* Begin Supplied entries *

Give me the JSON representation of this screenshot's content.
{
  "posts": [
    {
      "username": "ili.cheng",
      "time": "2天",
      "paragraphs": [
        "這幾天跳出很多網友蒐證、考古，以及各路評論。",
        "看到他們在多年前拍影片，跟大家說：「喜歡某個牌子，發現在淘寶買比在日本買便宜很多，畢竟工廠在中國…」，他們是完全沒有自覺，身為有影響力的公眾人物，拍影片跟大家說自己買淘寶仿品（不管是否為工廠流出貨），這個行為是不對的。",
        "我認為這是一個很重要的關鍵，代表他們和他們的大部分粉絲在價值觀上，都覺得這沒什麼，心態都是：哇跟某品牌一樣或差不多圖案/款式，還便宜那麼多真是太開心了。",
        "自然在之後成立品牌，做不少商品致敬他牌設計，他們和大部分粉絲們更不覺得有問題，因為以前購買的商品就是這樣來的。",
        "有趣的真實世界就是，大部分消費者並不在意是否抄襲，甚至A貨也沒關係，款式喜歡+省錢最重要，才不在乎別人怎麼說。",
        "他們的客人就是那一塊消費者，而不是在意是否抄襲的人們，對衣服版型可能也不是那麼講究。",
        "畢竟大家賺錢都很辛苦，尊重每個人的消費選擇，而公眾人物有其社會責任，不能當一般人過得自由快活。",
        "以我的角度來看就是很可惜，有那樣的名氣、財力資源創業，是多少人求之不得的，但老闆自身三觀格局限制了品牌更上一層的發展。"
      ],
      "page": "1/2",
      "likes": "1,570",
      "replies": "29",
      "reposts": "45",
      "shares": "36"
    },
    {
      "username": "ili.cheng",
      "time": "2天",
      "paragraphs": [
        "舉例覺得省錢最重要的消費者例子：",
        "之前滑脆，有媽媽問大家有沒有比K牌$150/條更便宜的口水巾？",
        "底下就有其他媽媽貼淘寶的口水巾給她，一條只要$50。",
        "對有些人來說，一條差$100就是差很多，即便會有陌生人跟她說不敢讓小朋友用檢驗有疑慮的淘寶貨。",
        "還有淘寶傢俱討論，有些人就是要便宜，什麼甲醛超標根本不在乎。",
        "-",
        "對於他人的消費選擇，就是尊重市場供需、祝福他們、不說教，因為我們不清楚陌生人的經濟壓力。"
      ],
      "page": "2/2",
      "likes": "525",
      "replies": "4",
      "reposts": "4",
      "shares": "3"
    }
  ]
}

* End Supplied entries *

Task description:
Print every line of the records exactly. Omit nothing.

Exercise output:
Give me the JSON representation of this screenshot's content.
{
  "posts": [
    {
      "username": "ili.cheng",
      "time": "2天",
      "paragraphs": [
        "這幾天跳出很多網友蒐證、考古，以及各路評論。",
        "看到他們在多年前拍影片，跟大家說：「喜歡某個牌子，發現在淘寶買比在日本買便宜很多，畢竟工廠在中國…」，他們是完全沒有自覺，身為有影響力的公眾人物，拍影片跟大家說自己買淘寶仿品（不管是否為工廠流出貨），這個行為是不對的。",
        "我認為這是一個很重要的關鍵，代表他們和他們的大部分粉絲在價值觀上，都覺得這沒什麼，心態都是：哇跟某品牌一樣或差不多圖案/款式，還便宜那麼多真是太開心了。",
        "自然在之後成立品牌，做不少商品致敬他牌設計，他們和大部分粉絲們更不覺得有問題，因為以前購買的商品就是這樣來的。",
        "有趣的真實世界就是，大部分消費者並不在意是否抄襲，甚至A貨也沒關係，款式喜歡+省錢最重要，才不在乎別人怎麼說。",
        "他們的客人就是那一塊消費者，而不是在意是否抄襲的人們，對衣服版型可能也不是那麼講究。",
        "畢竟大家賺錢都很辛苦，尊重每個人的消費選擇，而公眾人物有其社會責任，不能當一般人過得自由快活。",
        "以我的角度來看就是很可惜，有那樣的名氣、財力資源創業，是多少人求之不得的，但老闆自身三觀格局限制了品牌更上一層的發展。"
      ],
      "page": "1/2",
      "likes": "1,570",
      "replies": "29",
      "reposts": "45",
      "shares": "36"
    },
    {
      "username": "ili.cheng",
      "time": "2天",
      "paragraphs": [
        "舉例覺得省錢最重要的消費者例子：",
        "之前滑脆，有媽媽問大家有沒有比K牌$150/條更便宜的口水巾？",
        "底下就有其他媽媽貼淘寶的口水巾給她，一條只要$50。",
        "對有些人來說，一條差$100就是差很多，即便會有陌生人跟她說不敢讓小朋友用檢驗有疑慮的淘寶貨。",
        "還有淘寶傢俱討論，有些人就是要便宜，什麼甲醛超標根本不在乎。",
        "-",
        "對於他人的消費選擇，就是尊重市場供需、祝福他們、不說教，因為我們不清楚陌生人的經濟壓力。"
      ],
      "page": "2/2",
      "likes": "525",
      "replies": "4",
      "reposts": "4",
      "shares": "3"
    }
  ]
}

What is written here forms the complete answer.